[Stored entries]
--- START ---

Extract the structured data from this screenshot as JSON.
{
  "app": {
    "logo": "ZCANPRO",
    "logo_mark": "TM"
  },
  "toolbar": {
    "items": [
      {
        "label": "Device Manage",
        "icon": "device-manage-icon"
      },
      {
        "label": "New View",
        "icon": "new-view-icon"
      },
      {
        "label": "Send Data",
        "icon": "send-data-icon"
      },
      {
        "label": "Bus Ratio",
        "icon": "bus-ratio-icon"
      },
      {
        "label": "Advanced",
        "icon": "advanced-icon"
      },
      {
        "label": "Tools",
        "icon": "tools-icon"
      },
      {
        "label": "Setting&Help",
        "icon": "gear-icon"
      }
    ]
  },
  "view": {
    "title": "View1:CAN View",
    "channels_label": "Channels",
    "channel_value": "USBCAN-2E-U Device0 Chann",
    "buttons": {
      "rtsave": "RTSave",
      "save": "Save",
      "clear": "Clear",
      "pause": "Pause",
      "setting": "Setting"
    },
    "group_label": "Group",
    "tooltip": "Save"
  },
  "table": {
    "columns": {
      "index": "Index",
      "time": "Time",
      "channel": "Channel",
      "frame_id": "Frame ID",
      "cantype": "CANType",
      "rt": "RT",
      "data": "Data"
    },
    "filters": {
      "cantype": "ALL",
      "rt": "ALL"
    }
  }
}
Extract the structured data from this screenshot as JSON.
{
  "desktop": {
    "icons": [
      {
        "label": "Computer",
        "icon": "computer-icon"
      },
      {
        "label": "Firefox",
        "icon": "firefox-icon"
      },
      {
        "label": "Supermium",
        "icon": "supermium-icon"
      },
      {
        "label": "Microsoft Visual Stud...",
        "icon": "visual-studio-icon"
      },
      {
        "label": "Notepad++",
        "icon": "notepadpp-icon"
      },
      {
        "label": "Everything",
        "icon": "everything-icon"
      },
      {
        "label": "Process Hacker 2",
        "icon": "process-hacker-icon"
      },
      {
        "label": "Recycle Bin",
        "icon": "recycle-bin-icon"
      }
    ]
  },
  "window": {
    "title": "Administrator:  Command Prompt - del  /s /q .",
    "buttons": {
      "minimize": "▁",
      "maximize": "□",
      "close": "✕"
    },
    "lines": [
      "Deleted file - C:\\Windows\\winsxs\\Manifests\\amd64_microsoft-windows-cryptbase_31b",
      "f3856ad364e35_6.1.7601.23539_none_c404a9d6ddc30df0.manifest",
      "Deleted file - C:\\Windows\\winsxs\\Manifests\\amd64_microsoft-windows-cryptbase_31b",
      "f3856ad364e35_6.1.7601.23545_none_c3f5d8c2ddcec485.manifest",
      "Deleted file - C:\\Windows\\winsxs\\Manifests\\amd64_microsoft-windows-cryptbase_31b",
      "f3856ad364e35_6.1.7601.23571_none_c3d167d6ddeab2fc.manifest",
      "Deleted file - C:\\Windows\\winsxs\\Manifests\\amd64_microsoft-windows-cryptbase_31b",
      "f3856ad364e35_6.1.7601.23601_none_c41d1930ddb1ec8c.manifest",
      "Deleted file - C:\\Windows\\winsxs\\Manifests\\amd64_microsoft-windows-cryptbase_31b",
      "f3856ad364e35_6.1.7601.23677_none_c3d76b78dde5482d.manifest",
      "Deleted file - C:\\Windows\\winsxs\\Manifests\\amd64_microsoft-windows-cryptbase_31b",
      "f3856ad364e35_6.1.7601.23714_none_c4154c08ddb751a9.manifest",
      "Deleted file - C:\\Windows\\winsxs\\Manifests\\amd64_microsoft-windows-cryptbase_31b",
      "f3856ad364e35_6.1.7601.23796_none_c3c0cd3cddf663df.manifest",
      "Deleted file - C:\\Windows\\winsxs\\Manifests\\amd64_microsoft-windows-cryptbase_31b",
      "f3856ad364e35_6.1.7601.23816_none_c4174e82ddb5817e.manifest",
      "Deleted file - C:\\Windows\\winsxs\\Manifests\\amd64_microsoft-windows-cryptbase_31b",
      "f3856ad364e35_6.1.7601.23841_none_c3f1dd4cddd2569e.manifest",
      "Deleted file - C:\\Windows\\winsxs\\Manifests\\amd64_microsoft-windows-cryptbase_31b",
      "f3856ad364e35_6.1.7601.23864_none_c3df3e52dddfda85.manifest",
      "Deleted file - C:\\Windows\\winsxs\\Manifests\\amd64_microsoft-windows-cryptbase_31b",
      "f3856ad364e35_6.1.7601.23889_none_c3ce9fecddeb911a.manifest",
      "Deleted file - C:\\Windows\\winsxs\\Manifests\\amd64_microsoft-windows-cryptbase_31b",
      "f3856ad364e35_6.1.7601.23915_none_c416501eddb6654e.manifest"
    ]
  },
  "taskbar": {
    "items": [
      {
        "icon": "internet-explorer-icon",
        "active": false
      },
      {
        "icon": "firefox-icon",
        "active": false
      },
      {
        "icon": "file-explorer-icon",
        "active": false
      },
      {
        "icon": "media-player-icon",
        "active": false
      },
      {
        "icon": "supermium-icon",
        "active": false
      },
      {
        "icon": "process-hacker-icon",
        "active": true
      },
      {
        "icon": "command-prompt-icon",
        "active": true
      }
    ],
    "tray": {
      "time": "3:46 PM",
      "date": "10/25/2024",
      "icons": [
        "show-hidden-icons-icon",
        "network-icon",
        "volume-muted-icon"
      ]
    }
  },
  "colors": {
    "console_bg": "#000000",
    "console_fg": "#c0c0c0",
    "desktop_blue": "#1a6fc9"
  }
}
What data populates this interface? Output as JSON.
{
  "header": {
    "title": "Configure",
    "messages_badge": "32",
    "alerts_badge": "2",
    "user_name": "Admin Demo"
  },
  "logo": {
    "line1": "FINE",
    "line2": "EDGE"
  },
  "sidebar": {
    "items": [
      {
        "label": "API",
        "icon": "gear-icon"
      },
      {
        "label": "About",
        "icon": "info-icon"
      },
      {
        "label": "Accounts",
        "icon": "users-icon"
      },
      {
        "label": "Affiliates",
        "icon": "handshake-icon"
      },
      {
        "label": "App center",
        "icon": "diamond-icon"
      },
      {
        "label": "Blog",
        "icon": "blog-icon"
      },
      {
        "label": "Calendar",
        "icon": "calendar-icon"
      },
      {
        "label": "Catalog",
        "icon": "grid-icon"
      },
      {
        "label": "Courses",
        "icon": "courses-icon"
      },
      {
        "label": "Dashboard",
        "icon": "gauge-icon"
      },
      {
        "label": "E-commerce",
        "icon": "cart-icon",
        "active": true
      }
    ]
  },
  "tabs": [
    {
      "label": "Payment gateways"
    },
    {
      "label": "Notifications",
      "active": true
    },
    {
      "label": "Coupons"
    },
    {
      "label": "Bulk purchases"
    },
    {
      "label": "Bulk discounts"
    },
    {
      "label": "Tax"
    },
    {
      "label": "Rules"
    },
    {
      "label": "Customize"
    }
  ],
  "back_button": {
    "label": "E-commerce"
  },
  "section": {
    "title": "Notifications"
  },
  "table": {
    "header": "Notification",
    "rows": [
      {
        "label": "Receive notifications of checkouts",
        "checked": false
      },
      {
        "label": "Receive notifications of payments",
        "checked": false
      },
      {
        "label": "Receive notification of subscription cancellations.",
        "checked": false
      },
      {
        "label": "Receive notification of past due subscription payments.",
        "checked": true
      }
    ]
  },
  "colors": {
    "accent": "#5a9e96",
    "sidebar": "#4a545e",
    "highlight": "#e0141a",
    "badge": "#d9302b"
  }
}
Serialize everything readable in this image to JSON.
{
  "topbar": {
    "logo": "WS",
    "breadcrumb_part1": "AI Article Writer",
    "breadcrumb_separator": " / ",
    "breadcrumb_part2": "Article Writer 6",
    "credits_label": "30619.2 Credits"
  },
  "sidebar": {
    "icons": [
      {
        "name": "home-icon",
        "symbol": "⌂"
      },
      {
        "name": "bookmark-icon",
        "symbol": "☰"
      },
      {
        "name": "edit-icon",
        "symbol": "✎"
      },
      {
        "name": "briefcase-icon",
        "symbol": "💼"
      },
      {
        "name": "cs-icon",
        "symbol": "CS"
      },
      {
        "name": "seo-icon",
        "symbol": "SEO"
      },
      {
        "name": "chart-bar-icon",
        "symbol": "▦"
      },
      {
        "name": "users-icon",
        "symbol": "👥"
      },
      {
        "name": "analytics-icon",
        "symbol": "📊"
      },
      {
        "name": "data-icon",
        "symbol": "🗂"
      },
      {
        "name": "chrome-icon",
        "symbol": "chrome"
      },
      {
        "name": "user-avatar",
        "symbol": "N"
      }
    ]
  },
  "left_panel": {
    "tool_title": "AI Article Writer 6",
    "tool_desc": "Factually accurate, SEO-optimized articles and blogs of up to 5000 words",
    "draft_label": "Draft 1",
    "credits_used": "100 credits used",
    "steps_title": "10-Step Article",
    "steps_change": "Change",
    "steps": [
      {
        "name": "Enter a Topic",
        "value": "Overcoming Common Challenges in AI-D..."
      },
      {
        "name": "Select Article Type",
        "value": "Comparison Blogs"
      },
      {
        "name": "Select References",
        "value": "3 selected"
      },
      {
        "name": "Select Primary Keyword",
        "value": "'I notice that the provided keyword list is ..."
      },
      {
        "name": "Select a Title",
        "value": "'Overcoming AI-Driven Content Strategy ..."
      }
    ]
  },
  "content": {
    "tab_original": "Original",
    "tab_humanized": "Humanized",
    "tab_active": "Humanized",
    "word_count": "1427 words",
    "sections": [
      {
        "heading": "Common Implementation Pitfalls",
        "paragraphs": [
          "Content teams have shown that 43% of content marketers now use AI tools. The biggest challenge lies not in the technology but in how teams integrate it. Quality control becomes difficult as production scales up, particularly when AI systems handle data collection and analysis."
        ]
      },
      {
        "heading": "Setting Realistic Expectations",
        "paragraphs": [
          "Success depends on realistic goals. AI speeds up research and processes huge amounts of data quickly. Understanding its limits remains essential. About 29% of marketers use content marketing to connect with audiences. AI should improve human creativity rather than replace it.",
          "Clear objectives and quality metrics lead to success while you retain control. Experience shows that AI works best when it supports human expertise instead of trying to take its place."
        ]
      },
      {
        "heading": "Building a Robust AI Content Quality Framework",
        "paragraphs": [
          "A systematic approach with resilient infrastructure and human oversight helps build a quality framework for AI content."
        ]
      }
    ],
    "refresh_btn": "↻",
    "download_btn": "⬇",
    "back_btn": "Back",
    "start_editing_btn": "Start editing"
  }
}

--- END ---

Exercise: Copy out all lines above that include the string "icons".

Response to this exercise:
    "icons": [
      "icons": [
        "show-hidden-icons-icon",
    "icons": [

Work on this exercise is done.